Filter the entries below, keeping every line that has the word "JSON".

INPUT:
(begin)

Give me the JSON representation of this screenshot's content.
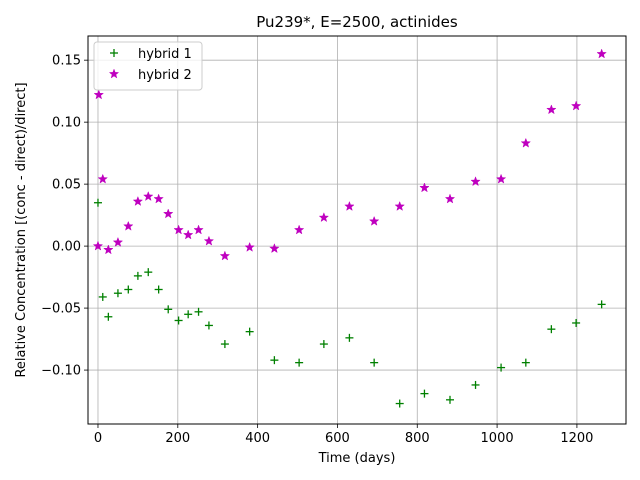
{
  "chart_data": {
    "type": "scatter",
    "title": "Pu239*, E=2500, actinides",
    "xlabel": "Time (days)",
    "ylabel": "Relative Concentration [(conc - direct)/direct]",
    "xlim": [
      -25,
      1323
    ],
    "ylim": [
      -0.1435,
      0.1695
    ],
    "xticks": [
      0,
      200,
      400,
      600,
      800,
      1000,
      1200
    ],
    "xtick_labels": [
      "0",
      "200",
      "400",
      "600",
      "800",
      "1000",
      "1200"
    ],
    "yticks": [
      -0.1,
      -0.05,
      0.0,
      0.05,
      0.1,
      0.15
    ],
    "ytick_labels": [
      "−0.10",
      "−0.05",
      "0.00",
      "0.05",
      "0.10",
      "0.15"
    ],
    "grid": true,
    "legend_position": "top-left",
    "series": [
      {
        "name": "hybrid 1",
        "marker": "plus",
        "color": "#008000",
        "x": [
          0,
          12,
          26,
          50,
          76,
          100,
          126,
          152,
          176,
          202,
          226,
          252,
          278,
          318,
          380,
          442,
          504,
          566,
          630,
          692,
          756,
          818,
          882,
          946,
          1010,
          1072,
          1136,
          1198,
          1262
        ],
        "y": [
          0.035,
          -0.041,
          -0.057,
          -0.038,
          -0.035,
          -0.024,
          -0.021,
          -0.035,
          -0.051,
          -0.06,
          -0.055,
          -0.053,
          -0.064,
          -0.079,
          -0.069,
          -0.092,
          -0.094,
          -0.079,
          -0.074,
          -0.094,
          -0.127,
          -0.119,
          -0.124,
          -0.112,
          -0.098,
          -0.094,
          -0.067,
          -0.062,
          -0.047
        ]
      },
      {
        "name": "hybrid 2",
        "marker": "star",
        "color": "#bf00bf",
        "x": [
          0,
          2,
          12,
          26,
          50,
          76,
          100,
          126,
          152,
          176,
          202,
          226,
          252,
          278,
          318,
          380,
          442,
          504,
          566,
          630,
          692,
          756,
          818,
          882,
          946,
          1010,
          1072,
          1136,
          1198,
          1262
        ],
        "y": [
          0.0,
          0.122,
          0.054,
          -0.003,
          0.003,
          0.016,
          0.036,
          0.04,
          0.038,
          0.026,
          0.013,
          0.009,
          0.013,
          0.004,
          -0.008,
          -0.001,
          -0.002,
          0.013,
          0.023,
          0.032,
          0.02,
          0.032,
          0.047,
          0.038,
          0.052,
          0.054,
          0.083,
          0.11,
          0.113,
          0.155
        ]
      }
    ]
  }
}
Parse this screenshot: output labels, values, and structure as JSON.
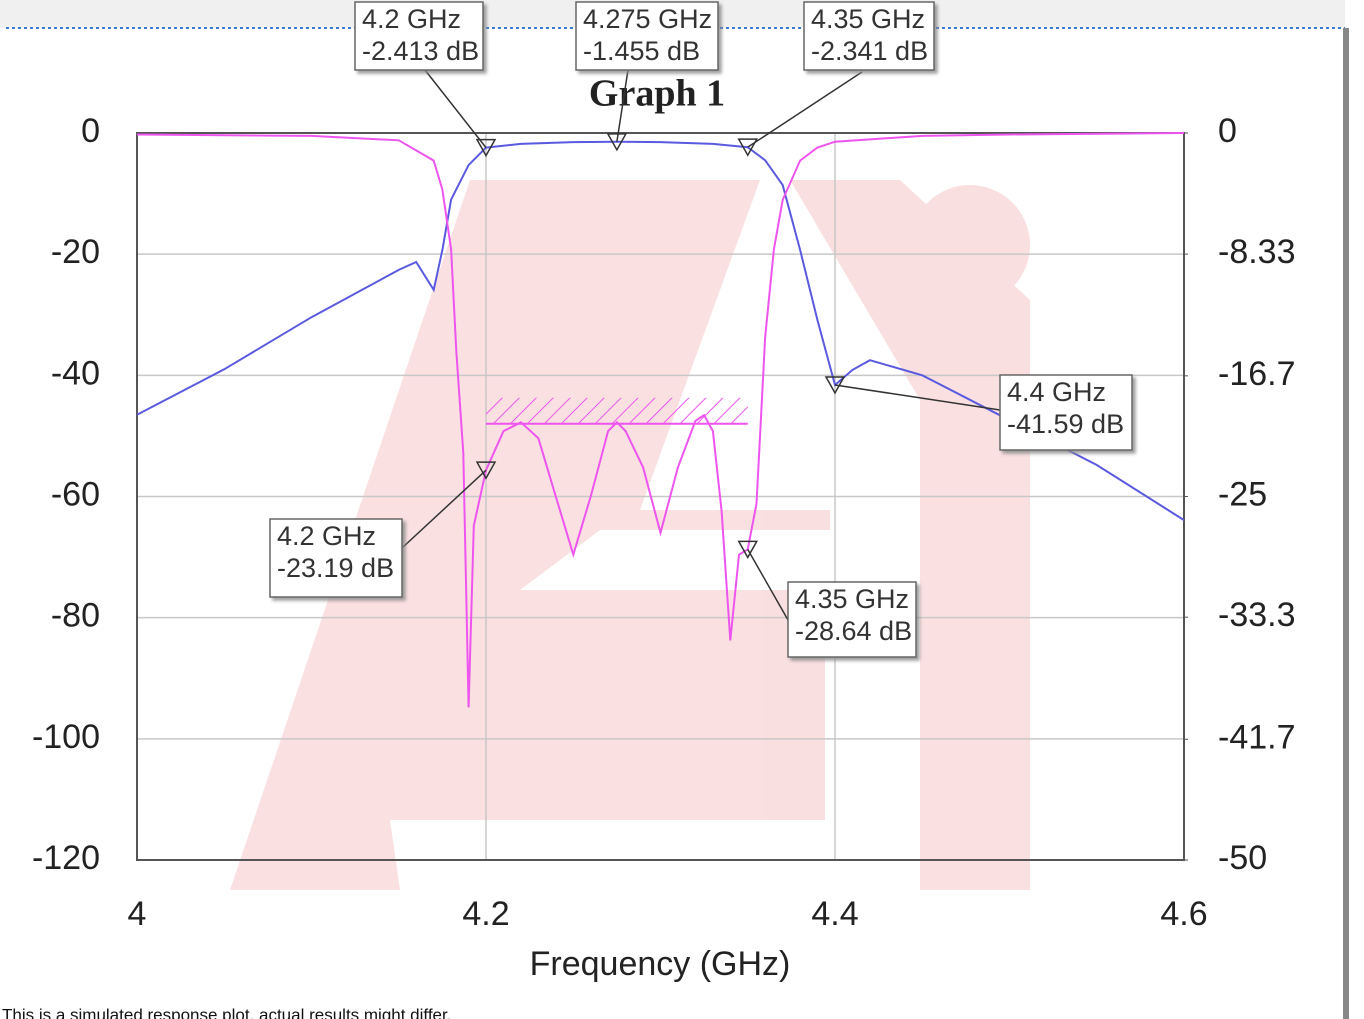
{
  "chart_data": {
    "type": "line",
    "title": "Graph 1",
    "x_label": "Frequency (GHz)",
    "footnote": "This is a simulated response plot, actual results might differ.",
    "xlim": [
      4,
      4.6
    ],
    "xticks": [
      4,
      4.2,
      4.4,
      4.6
    ],
    "ylim": [
      -120,
      0
    ],
    "yticks": [
      0,
      -20,
      -40,
      -60,
      -80,
      -100,
      -120
    ],
    "y2lim": [
      -50,
      0
    ],
    "y2ticks": [
      0,
      -8.33,
      -16.7,
      -25,
      -33.3,
      -41.7,
      -50
    ],
    "grid": true,
    "series": [
      {
        "color": "#5a5ae0",
        "axis": "y",
        "x": [
          4.0,
          4.05,
          4.1,
          4.15,
          4.16,
          4.17,
          4.175,
          4.18,
          4.19,
          4.2,
          4.22,
          4.25,
          4.275,
          4.3,
          4.33,
          4.35,
          4.36,
          4.37,
          4.38,
          4.39,
          4.4,
          4.41,
          4.42,
          4.45,
          4.5,
          4.55,
          4.6
        ],
        "values": [
          -46.5,
          -39,
          -30.4,
          -22.6,
          -21.3,
          -25.9,
          -19.3,
          -11,
          -5.3,
          -2.413,
          -1.8,
          -1.5,
          -1.455,
          -1.5,
          -1.8,
          -2.341,
          -4.5,
          -8.6,
          -19.3,
          -30.9,
          -41.59,
          -39.1,
          -37.5,
          -40,
          -47.4,
          -54.8,
          -63.9
        ]
      },
      {
        "color": "#ee55ee",
        "axis": "y2",
        "x": [
          4.0,
          4.1,
          4.15,
          4.17,
          4.175,
          4.18,
          4.183,
          4.187,
          4.19,
          4.193,
          4.2,
          4.21,
          4.22,
          4.23,
          4.24,
          4.25,
          4.26,
          4.27,
          4.275,
          4.28,
          4.29,
          4.3,
          4.31,
          4.32,
          4.325,
          4.33,
          4.335,
          4.34,
          4.345,
          4.35,
          4.355,
          4.36,
          4.365,
          4.37,
          4.38,
          4.39,
          4.4,
          4.45,
          4.5,
          4.6
        ],
        "values": [
          -0.1,
          -0.2,
          -0.5,
          -1.9,
          -3.9,
          -8,
          -15,
          -22,
          -39.5,
          -27,
          -23.19,
          -20.5,
          -19.9,
          -21,
          -25,
          -29,
          -25,
          -20.5,
          -19.9,
          -20.5,
          -23,
          -27.5,
          -23,
          -19.8,
          -19.4,
          -20.5,
          -26,
          -34.9,
          -29,
          -28.64,
          -25.5,
          -14,
          -8,
          -4.6,
          -1.9,
          -1,
          -0.6,
          -0.2,
          -0.1,
          0
        ]
      }
    ],
    "spec": {
      "x": [
        4.2,
        4.35
      ],
      "value": -20,
      "axis": "y2"
    },
    "markers": [
      {
        "series": 0,
        "x": 4.2,
        "y": -2.413,
        "x_label": "4.2 GHz",
        "y_label": "-2.413 dB"
      },
      {
        "series": 0,
        "x": 4.275,
        "y": -1.455,
        "x_label": "4.275 GHz",
        "y_label": "-1.455 dB"
      },
      {
        "series": 0,
        "x": 4.35,
        "y": -2.341,
        "x_label": "4.35 GHz",
        "y_label": "-2.341 dB"
      },
      {
        "series": 0,
        "x": 4.4,
        "y": -41.59,
        "x_label": "4.4 GHz",
        "y_label": "-41.59 dB"
      },
      {
        "series": 1,
        "x": 4.2,
        "y": -23.19,
        "x_label": "4.2 GHz",
        "y_label": "-23.19 dB"
      },
      {
        "series": 1,
        "x": 4.35,
        "y": -28.64,
        "x_label": "4.35 GHz",
        "y_label": "-28.64 dB"
      }
    ]
  }
}
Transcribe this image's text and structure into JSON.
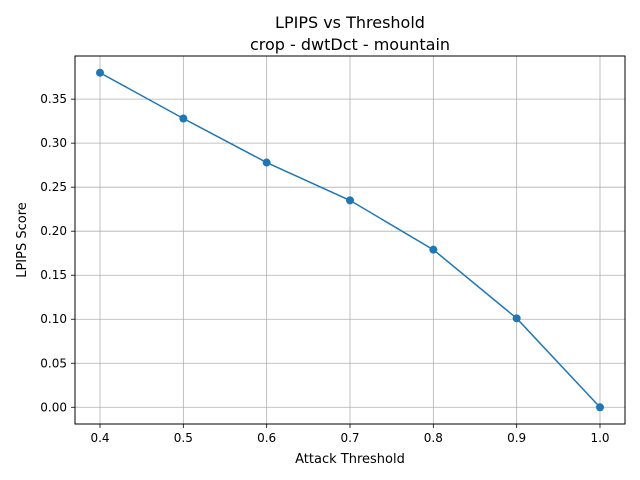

(end)

EXERCISE OUTPUT:
Give me the JSON representation of this screenshot's content.
Parse this screenshot: output labels, values, and structure as JSON.
Transcribe this image's text and structure into JSON.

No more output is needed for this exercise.